*TEXT PASSAGE*:
--- begin ---

My Faust #2, ROH, September 18
|Angela Gheorghiu as Marguerite in Faust at Royal Opera House, September 18 - curtain call|
Faust at ROH, first night. This is Faust #2 for me and if I think back to the dress rehearsal, #2 was better in terms of general feeling, the connections between the characters and the power of music. There were some small changes here and there, the one that I enjoyed most begin Faust&Marguerite's duet in a proper, romantic posture, sitting on the steps of the house (not lying on them which must have been pretty uncomfortable) and less hugs and kissing. There’s still the issue I have with pulling up her skirts at end of this duet as in my mind it doesn’t match the idea of a perfect, inocent first date. But maybe it’s just me.
The church scene was impressive, with Marguerite’s prayer and the scary curse cast by Mephistopheles. David McVicar chose to put this scene at the beginning of act 4, not in the end, after Valentin’s death. I still like a lot the last 15 minutes. I can stand through the entire opera several times only to listen to that part. Because you get to a point where everything explodes. There’s something in that dim atmosphere, holiness after an entire act in the devil’s realm, there’s Marguerite’s “Anges purs, anger radieux”. That was the moment I loved Angela’s voice (with all the colors, emotions and rising intensity contained in it) and acting best. Such a pity that this part is so short. The accelerated pulse was a sign that I really enjoyed everything, from the moment she got on stage in the fifth act to her death and last notes of the orchestra.

--- end ---

Layout annotation records

--- begin ---

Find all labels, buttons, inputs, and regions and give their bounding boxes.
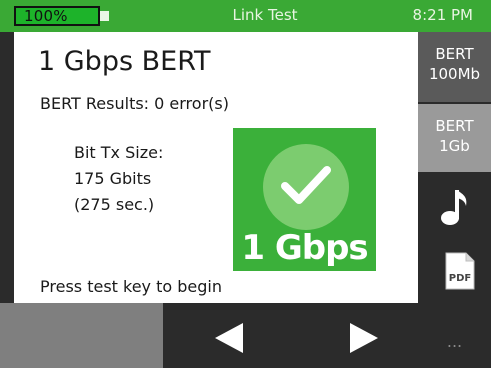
checkmark-glyph [281, 166, 331, 204]
page-title: 1 Gbps BERT [38, 46, 211, 77]
bert-1gb-label-line1: BERT [435, 117, 474, 135]
bert-100mb-label-line2: 100Mb [428, 65, 481, 83]
music-note-icon [441, 190, 467, 225]
bert-1gb-label-line2: 1Gb [439, 137, 470, 155]
bert-1gb-button[interactable]: BERT 1Gb [418, 104, 491, 172]
tx-size-value: 175 Gbits [74, 169, 152, 188]
more-button[interactable]: ... [418, 303, 491, 368]
bert-100mb-label-line1: BERT [435, 45, 474, 63]
battery-icon: 100% [14, 6, 100, 26]
clock: 8:21 PM [412, 6, 473, 24]
pdf-icon: PDF [445, 252, 475, 290]
battery-indicator: 100% [14, 4, 114, 28]
main-panel: 1 Gbps BERT BERT Results: 0 error(s) Bit… [14, 32, 418, 303]
tone-button[interactable] [418, 174, 491, 236]
left-arrow-icon [215, 323, 243, 353]
battery-tip [100, 11, 109, 21]
pdf-report-button[interactable]: PDF [418, 238, 491, 303]
checkmark-icon [263, 144, 349, 230]
speed-label: 1 Gbps [241, 228, 368, 268]
status-bar: 100% Link Test 8:21 PM [0, 0, 491, 32]
tx-duration: (275 sec.) [74, 195, 155, 214]
previous-button[interactable] [175, 303, 285, 368]
battery-label: 100% [24, 7, 68, 25]
screen-title: Link Test [232, 6, 298, 24]
bottom-soft-key[interactable] [0, 303, 163, 368]
screen: 100% Link Test 8:21 PM 1 Gbps BERT BERT … [0, 0, 491, 368]
next-button[interactable] [300, 303, 410, 368]
bert-100mb-button[interactable]: BERT 100Mb [418, 32, 491, 102]
tx-size-label: Bit Tx Size: [74, 143, 164, 162]
right-arrow-icon [350, 323, 378, 353]
bottom-bar: ... [0, 303, 491, 368]
bert-results: BERT Results: 0 error(s) [40, 94, 229, 113]
speed-result-tile: 1 Gbps [233, 128, 376, 271]
hint-text: Press test key to begin [40, 277, 222, 296]
tx-info: Bit Tx Size: 175 Gbits (275 sec.) [74, 140, 163, 218]
pdf-icon-text: PDF [449, 273, 471, 284]
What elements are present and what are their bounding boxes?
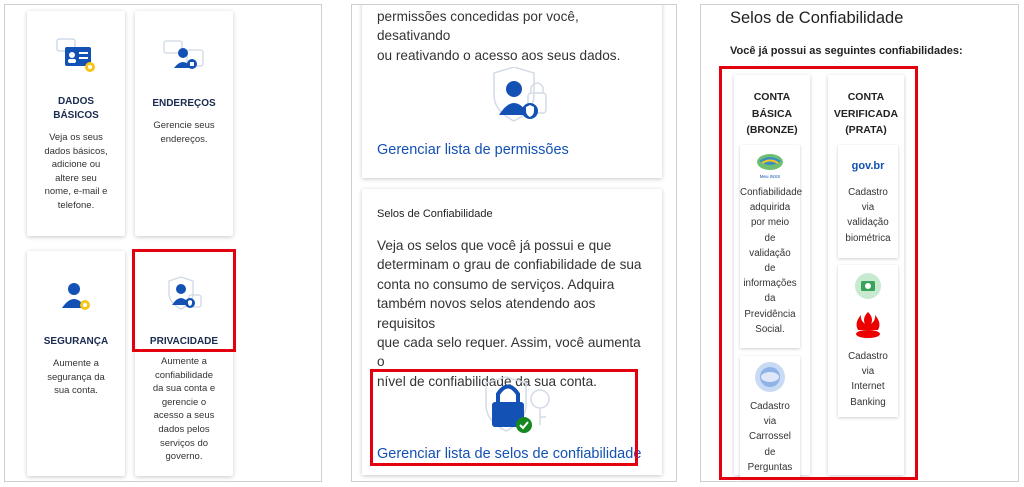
permissions-description: permissões concedidas por você, desativa… — [377, 9, 621, 63]
permissions-card: permissões concedidas por você, desativa… — [362, 5, 662, 178]
card-seguranca[interactable]: SEGURANÇA Aumente a segurança da sua con… — [27, 251, 125, 476]
card-title: ENDEREÇOS — [152, 98, 216, 109]
permissions-icon — [480, 66, 552, 129]
seals-card-title: Selos de Confiabilidade — [377, 208, 493, 220]
card-dados-basicos[interactable]: DADOS BÁSICOS Veja os seus dados básicos… — [27, 11, 125, 236]
card-description: Veja os seus dados básicos, adicione ou … — [44, 132, 108, 211]
highlight-privacidade — [132, 249, 236, 352]
card-description: Aumente a confiabilidade da sua conta e … — [152, 356, 216, 463]
page-title: Selos de Confiabilidade — [730, 9, 904, 27]
card-description: Gerencie seus endereços. — [153, 120, 215, 145]
page-subtitle: Você já possui as seguintes confiabilida… — [730, 45, 963, 57]
id-card-icon — [27, 33, 125, 79]
card-description: Aumente a segurança da sua conta. — [47, 358, 105, 397]
account-menu-panel: DADOS BÁSICOS Veja os seus dados básicos… — [4, 4, 322, 482]
highlight-seals-link — [370, 369, 638, 466]
card-enderecos[interactable]: ENDEREÇOS Gerencie seus endereços. — [135, 11, 233, 236]
seals-description: Veja os selos que você já possui e que d… — [377, 238, 642, 389]
seals-page-panel: Selos de Confiabilidade Você já possui a… — [700, 4, 1019, 482]
manage-permissions-link[interactable]: Gerenciar lista de permissões — [377, 142, 569, 158]
privacy-page-panel: permissões concedidas por você, desativa… — [351, 4, 677, 482]
security-icon — [27, 273, 125, 319]
card-title: SEGURANÇA — [43, 336, 109, 347]
highlight-seals-list — [719, 66, 918, 480]
address-icon — [135, 33, 233, 79]
card-title: DADOS BÁSICOS — [53, 96, 99, 121]
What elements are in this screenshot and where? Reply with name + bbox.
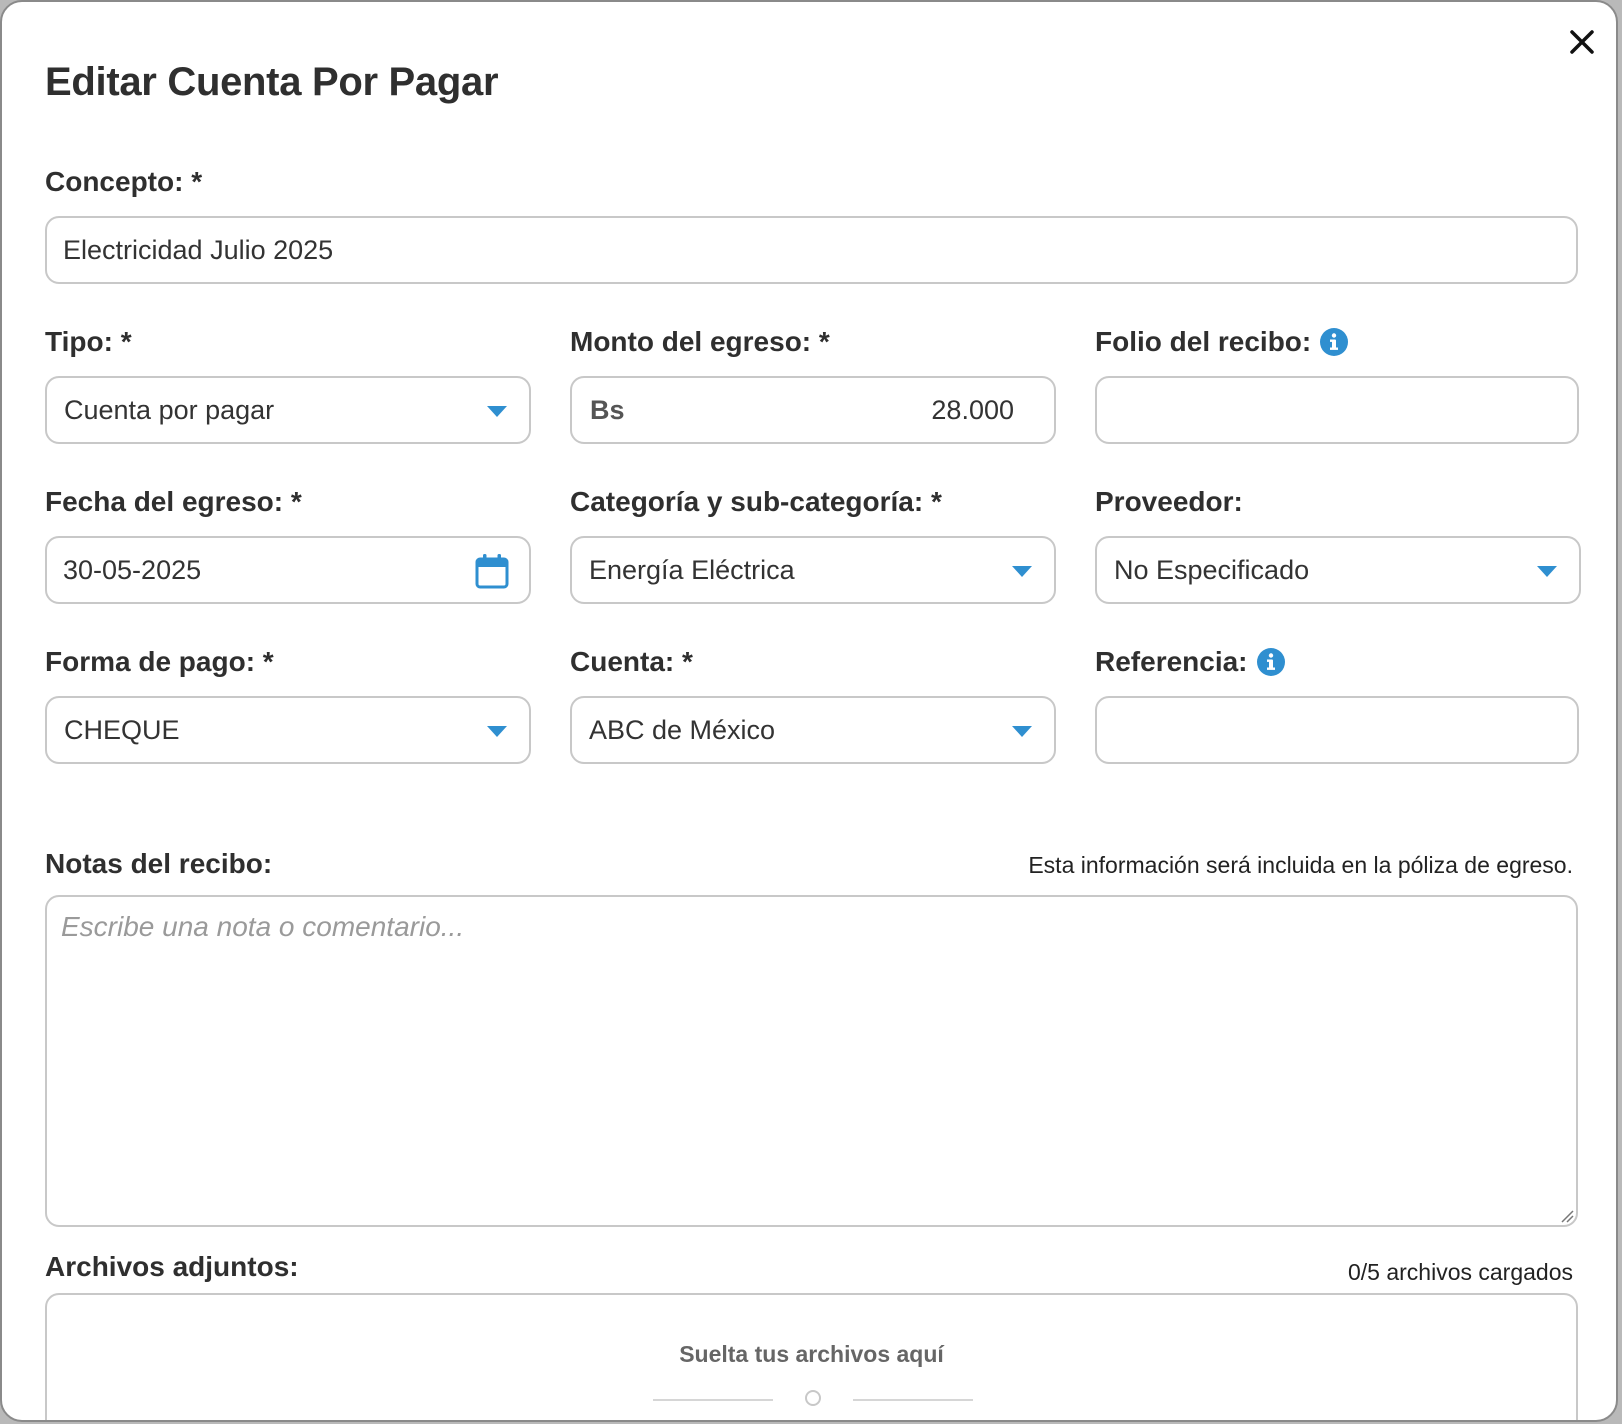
forma-pago-select[interactable]: CHEQUE [45,696,531,764]
tipo-select[interactable]: Cuenta por pagar [45,376,531,444]
cuenta-label: Cuenta: * [570,646,693,677]
folio-label-text: Folio del recibo: [1095,326,1312,357]
calendar-icon[interactable] [475,553,509,589]
cuenta-value: ABC de México [589,714,776,745]
adjuntos-count: 0/5 archivos cargados [1347,1259,1573,1285]
categoria-select[interactable]: Energía Eléctrica [570,536,1056,604]
monto-value: 28.000 [931,394,1014,425]
fecha-input[interactable]: 30-05-2025 [45,536,531,604]
concepto-label: Concepto: * [45,166,203,197]
proveedor-label: Proveedor: [1095,486,1243,517]
concepto-input[interactable]: Electricidad Julio 2025 [45,216,1578,284]
tipo-value: Cuenta por pagar [64,394,275,425]
info-icon[interactable] [1256,647,1286,677]
fecha-value: 30-05-2025 [63,554,202,585]
referencia-label-text: Referencia: [1095,646,1248,677]
monto-input[interactable]: Bs 28.000 [570,376,1056,444]
edit-payable-modal: Editar Cuenta Por Pagar Concepto: * Elec… [0,0,1618,1422]
referencia-input[interactable] [1095,696,1579,764]
file-dropzone[interactable]: Suelta tus archivos aquí [45,1293,1578,1420]
folio-label: Folio del recibo: [1095,326,1349,358]
categoria-value: Energía Eléctrica [589,554,795,585]
forma-pago-label: Forma de pago: * [45,646,274,677]
divider [653,1399,773,1401]
dropzone-text: Suelta tus archivos aquí [679,1341,944,1367]
tipo-label: Tipo: * [45,326,132,357]
cuenta-select[interactable]: ABC de México [570,696,1056,764]
concepto-value: Electricidad Julio 2025 [63,234,334,265]
categoria-label: Categoría y sub-categoría: * [570,486,942,517]
chevron-down-icon [487,726,507,737]
notas-label: Notas del recibo: [45,848,273,879]
fecha-label: Fecha del egreso: * [45,486,302,517]
proveedor-select[interactable]: No Especificado [1095,536,1581,604]
referencia-label: Referencia: [1095,646,1286,678]
monto-label: Monto del egreso: * [570,326,830,357]
notas-hint: Esta información será incluida en la pól… [1028,852,1573,878]
proveedor-value: No Especificado [1114,554,1310,585]
adjuntos-label: Archivos adjuntos: [45,1251,299,1282]
chevron-down-icon [487,406,507,417]
resize-handle-icon[interactable] [1560,1209,1574,1223]
chevron-down-icon [1012,566,1032,577]
modal-title: Editar Cuenta Por Pagar [45,60,499,104]
close-icon[interactable] [1564,24,1600,60]
divider [853,1399,973,1401]
forma-pago-value: CHEQUE [64,714,180,745]
currency-prefix: Bs [590,394,625,425]
chevron-down-icon [1012,726,1032,737]
info-icon[interactable] [1319,327,1349,357]
chevron-down-icon [1537,566,1557,577]
folio-input[interactable] [1095,376,1579,444]
notas-textarea[interactable] [45,895,1578,1227]
circle-icon [805,1390,821,1406]
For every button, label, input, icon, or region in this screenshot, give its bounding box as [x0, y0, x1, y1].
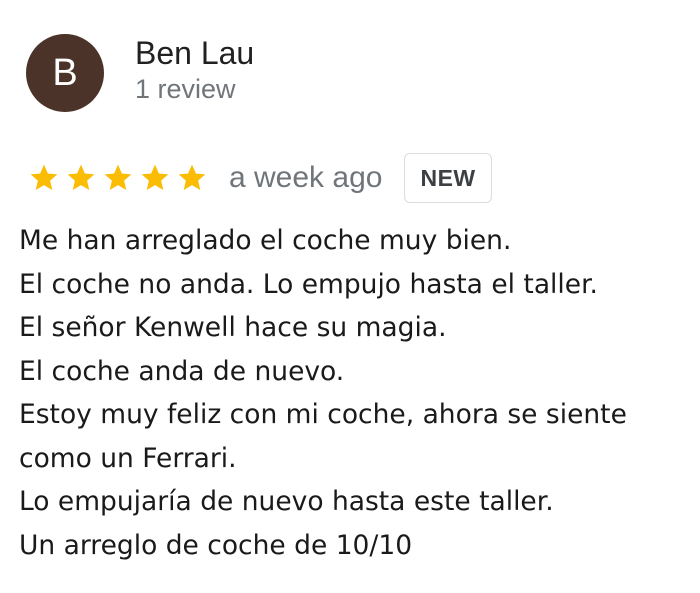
review-text: Me han arreglado el coche muy bien. El c…	[19, 219, 694, 567]
new-badge: NEW	[404, 153, 492, 203]
review-line: El coche anda de nuevo.	[19, 355, 345, 387]
review-line: como un Ferrari.	[19, 442, 237, 474]
review-line: El señor Kenwell hace su magia.	[19, 312, 447, 343]
review-count: 1 review	[135, 74, 236, 104]
star-icon	[176, 162, 208, 194]
star-icon	[139, 162, 171, 194]
review-line: Un arreglo de coche de 10/10	[19, 529, 413, 561]
review-line: Me han arreglado el coche muy bien.	[19, 225, 512, 256]
star-rating	[28, 162, 213, 194]
reviewer-header: B Ben Lau 1 review	[26, 34, 254, 112]
review-time: a week ago	[229, 161, 383, 194]
review-line: Lo empujaría de nuevo hasta este taller.	[19, 486, 554, 517]
avatar-letter: B	[52, 51, 78, 94]
star-icon	[102, 162, 134, 194]
reviewer-name[interactable]: Ben Lau	[135, 34, 254, 72]
avatar[interactable]: B	[26, 34, 104, 112]
review-line: Estoy muy feliz con mi coche, ahora se s…	[19, 399, 627, 430]
review-line: El coche no anda. Lo empujo hasta el tal…	[19, 268, 598, 300]
reviewer-info: Ben Lau 1 review	[135, 34, 254, 106]
star-icon	[28, 162, 60, 194]
rating-row: a week ago NEW	[28, 153, 492, 203]
star-icon	[65, 162, 97, 194]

--- end ---

*GOALS*:
A. In the Faust review, where did David McVicar choose to place the church scene?
B. Reproduce the Faust review between "My Faust #2, ROH, September" and "it’s just me.", inclusive.

*SOLUTIONS*:
A. At the beginning of act 4, not at the end after Valentin's death.

B.
My Faust #2, ROH, September 18
|Angela Gheorghiu as Marguerite in Faust at Royal Opera House, September 18 - curtain call|
Faust at ROH, first night. This is Faust #2 for me and if I think back to the dress rehearsal, #2 was better in terms of general feeling, the connections between the characters and the power of music. There were some small changes here and there, the one that I enjoyed most begin Faust&Marguerite's duet in a proper, romantic posture, sitting on the steps of the house (not lying on them which must have been pretty uncomfortable) and less hugs and kissing. There’s still the issue I have with pulling up her skirts at end of this duet as in my mind it doesn’t match the idea of a perfect, inocent first date. But maybe it’s just me.